[start of EXERCISE INPUT]
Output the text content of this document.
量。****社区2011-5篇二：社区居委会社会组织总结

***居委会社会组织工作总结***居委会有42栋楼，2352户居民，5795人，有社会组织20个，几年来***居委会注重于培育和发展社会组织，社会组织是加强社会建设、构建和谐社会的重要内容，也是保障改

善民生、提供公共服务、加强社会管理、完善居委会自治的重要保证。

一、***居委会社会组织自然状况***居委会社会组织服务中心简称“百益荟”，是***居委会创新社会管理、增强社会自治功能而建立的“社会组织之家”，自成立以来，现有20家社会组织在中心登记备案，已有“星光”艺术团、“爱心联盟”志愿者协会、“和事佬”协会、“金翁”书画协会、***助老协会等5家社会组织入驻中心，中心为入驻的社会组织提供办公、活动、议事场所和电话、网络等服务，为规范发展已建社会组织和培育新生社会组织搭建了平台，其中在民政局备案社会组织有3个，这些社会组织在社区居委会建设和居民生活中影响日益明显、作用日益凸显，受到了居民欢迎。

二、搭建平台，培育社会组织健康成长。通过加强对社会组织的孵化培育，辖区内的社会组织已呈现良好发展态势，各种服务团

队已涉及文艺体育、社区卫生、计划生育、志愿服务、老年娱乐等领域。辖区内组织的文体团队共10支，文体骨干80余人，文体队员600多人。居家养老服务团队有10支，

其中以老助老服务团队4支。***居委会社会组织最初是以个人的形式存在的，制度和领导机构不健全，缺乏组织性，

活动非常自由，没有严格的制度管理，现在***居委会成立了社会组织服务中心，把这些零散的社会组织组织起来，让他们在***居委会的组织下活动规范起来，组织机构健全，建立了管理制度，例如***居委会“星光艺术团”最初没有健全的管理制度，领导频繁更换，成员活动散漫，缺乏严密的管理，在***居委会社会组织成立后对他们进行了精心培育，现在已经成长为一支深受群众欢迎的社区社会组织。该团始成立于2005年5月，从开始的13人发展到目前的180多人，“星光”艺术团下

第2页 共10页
[end of EXERCISE INPUT]
[start of EXERCISE INPUT]
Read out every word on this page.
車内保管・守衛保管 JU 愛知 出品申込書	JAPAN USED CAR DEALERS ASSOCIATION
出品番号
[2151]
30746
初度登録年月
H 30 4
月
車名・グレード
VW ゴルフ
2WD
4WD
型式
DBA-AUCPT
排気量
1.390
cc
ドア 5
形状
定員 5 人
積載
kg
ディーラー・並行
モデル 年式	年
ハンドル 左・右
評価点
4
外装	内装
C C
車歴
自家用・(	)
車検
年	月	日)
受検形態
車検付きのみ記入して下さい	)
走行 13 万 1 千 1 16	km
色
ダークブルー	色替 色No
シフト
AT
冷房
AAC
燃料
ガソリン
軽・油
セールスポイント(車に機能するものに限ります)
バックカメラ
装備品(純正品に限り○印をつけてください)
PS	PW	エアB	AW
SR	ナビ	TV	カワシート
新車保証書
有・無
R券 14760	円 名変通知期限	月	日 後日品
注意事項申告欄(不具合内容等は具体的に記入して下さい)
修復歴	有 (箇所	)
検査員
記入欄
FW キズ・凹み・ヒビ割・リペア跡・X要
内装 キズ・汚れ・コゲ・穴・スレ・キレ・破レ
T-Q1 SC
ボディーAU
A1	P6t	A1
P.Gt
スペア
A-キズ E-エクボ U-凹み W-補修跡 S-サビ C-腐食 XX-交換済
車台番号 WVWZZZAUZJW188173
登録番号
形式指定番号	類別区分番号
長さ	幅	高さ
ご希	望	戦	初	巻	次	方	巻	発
[end of EXERCISE INPUT]
[start of EXERCISE INPUT]
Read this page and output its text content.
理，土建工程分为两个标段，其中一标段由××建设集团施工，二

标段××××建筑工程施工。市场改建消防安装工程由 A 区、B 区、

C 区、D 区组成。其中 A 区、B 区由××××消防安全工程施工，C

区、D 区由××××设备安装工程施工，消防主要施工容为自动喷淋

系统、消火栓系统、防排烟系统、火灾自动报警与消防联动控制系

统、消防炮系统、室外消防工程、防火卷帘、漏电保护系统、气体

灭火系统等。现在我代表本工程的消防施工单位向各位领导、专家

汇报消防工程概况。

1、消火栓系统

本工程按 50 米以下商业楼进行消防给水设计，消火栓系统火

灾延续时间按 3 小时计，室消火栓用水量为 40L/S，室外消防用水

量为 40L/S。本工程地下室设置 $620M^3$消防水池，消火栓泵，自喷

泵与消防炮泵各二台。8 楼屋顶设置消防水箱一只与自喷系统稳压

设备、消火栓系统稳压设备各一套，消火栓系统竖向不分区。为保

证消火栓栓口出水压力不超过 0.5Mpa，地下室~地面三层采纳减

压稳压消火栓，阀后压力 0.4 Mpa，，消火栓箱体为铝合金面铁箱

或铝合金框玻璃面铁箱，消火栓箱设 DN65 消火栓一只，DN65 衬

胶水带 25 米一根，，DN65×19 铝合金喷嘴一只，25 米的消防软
[end of EXERCISE INPUT]
Using the listing above, list every line in which the string "content" occurs.

Output the text content of this document.
Read this page and output its text content.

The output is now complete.